• _EXCERPTED PASSAGE_:
How China’s Box Office Shapes the Movies Americans See
How China’s Box Office Shapes the Movies Americans See
Erich Schwartzel (COM’09) documents a controversial relationship worth billions to Hollywood in his new book, Red Carpet: Hollywood, China, and the Global Battle for Cultural Supremacy
The 1984 hit movie Red Dawn depicts a bunch of Colorado high schoolers fighting a Soviet invasion of the United States. When MGM shot a remake in 2010 for a new generation of moviegoers, the communist invader was changed to China.
Until Chinese officials saw promotional photos from the set, that is.
“Before long, the studio had a sequel of the worst kind on its hands,” writes Wall Street Journal reporter Erich Schwartzel (COM’09) in his new book, Red Carpet: Hollywood, China, and the Global Battle for Cultural Supremacy (Penguin Press, 2022).

• _RECORDS FOR THE TASK_:
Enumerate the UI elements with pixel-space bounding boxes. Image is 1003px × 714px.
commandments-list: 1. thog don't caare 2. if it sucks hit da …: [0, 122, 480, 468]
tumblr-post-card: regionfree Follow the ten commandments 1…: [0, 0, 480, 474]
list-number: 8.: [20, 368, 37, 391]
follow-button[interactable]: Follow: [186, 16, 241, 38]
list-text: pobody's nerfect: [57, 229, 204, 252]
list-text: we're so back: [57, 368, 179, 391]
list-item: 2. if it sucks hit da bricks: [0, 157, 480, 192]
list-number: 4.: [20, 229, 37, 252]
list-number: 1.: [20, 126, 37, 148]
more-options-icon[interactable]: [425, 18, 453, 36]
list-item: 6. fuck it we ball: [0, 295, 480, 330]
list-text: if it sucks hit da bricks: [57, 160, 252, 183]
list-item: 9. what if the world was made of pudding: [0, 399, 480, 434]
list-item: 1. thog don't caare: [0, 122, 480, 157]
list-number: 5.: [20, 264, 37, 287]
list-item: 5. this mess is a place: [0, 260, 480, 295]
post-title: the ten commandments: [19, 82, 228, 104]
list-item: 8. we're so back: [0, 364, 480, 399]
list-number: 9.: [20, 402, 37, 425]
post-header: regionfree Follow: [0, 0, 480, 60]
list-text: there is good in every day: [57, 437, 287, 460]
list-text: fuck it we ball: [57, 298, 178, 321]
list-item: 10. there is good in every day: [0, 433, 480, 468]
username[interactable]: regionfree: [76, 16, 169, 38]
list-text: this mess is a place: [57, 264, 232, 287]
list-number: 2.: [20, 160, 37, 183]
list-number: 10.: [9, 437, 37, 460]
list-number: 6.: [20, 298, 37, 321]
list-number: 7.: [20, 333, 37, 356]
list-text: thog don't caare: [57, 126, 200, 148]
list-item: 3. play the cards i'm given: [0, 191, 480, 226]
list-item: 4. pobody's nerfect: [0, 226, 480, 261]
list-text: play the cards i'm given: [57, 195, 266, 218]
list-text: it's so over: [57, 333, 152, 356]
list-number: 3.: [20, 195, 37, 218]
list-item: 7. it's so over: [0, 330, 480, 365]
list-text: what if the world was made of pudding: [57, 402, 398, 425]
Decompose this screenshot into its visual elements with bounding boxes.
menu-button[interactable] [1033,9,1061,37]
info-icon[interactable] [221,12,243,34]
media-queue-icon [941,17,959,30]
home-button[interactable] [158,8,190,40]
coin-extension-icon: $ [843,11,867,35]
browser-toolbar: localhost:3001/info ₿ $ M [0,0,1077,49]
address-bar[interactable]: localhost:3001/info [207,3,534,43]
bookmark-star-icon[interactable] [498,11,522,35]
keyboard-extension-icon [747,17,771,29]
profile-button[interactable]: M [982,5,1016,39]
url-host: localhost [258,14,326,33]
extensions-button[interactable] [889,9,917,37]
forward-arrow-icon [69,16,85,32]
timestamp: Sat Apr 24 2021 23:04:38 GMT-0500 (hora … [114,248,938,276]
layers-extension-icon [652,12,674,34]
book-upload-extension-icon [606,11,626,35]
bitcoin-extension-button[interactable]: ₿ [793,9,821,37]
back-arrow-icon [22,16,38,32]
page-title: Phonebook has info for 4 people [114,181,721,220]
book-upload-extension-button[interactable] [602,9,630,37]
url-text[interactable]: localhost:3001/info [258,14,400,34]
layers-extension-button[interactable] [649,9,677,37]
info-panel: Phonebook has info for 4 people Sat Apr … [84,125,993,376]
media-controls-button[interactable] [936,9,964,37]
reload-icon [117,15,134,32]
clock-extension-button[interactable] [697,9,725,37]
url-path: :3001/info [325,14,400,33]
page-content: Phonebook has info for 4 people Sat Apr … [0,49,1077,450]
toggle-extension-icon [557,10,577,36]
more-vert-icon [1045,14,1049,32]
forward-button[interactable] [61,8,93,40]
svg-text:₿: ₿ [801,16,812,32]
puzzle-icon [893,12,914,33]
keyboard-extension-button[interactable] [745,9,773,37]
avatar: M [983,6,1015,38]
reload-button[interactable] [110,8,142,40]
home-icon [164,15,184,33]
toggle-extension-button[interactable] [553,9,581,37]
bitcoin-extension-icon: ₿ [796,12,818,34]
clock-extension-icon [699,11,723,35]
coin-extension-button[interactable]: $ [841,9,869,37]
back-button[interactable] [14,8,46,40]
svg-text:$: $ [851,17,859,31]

• _WORK INSTRUCTIONS_:
1. In the article on China's box office, take the passage starting with "Until Chinese officials" and going on through "(Penguin Press, 2022).", and swap "studio" for "production company".
2. Recast the entries as a JSON list of strings, one string per line, skipping blank lines. Start at the first line of the entries and go on through the line with "list-item: 10. there".
The article and the entries were drawn from unrelated sources.

• _RESPONSES BY TASK_:
1.
Until Chinese officials saw promotional photos from the set, that is.
“Before long, the production company had a sequel of the worst kind on its hands,” writes Wall Street Journal reporter Erich Schwartzel (COM’09) in his new book, Red Carpet: Hollywood, China, and the Global Battle for Cultural Supremacy (Penguin Press, 2022).

2.
[
  "Enumerate the UI elements with pixel-space bounding boxes. Image is 1003px × 714px.",
  "commandments-list: 1. thog don't caare 2. if it sucks hit da …: [0, 122, 480, 468]",
  "tumblr-post-card: regionfree Follow the ten commandments 1…: [0, 0, 480, 474]",
  "list-number: 8.: [20, 368, 37, 391]",
  "follow-button[interactable]: Follow: [186, 16, 241, 38]",
  "list-text: pobody's nerfect: [57, 229, 204, 252]",
  "list-text: we're so back: [57, 368, 179, 391]",
  "list-item: 2. if it sucks hit da bricks: [0, 157, 480, 192]",
  "list-number: 4.: [20, 229, 37, 252]",
  "list-number: 1.: [20, 126, 37, 148]",
  "more-options-icon[interactable]: [425, 18, 453, 36]",
  "list-item: 6. fuck it we ball: [0, 295, 480, 330]",
  "list-text: if it sucks hit da bricks: [57, 160, 252, 183]",
  "list-item: 9. what if the world was made of pudding: [0, 399, 480, 434]",
  "list-item: 1. thog don't caare: [0, 122, 480, 157]",
  "list-number: 5.: [20, 264, 37, 287]",
  "list-item: 5. this mess is a place: [0, 260, 480, 295]",
  "post-title: the ten commandments: [19, 82, 228, 104]",
  "list-item: 8. we're so back: [0, 364, 480, 399]",
  "list-number: 9.: [20, 402, 37, 425]",
  "post-header: regionfree Follow: [0, 0, 480, 60]",
  "list-text: there is good in every day: [57, 437, 287, 460]",
  "list-text: fuck it we ball: [57, 298, 178, 321]",
  "list-item: 10. there is good in every day: [0, 433, 480, 468]"
]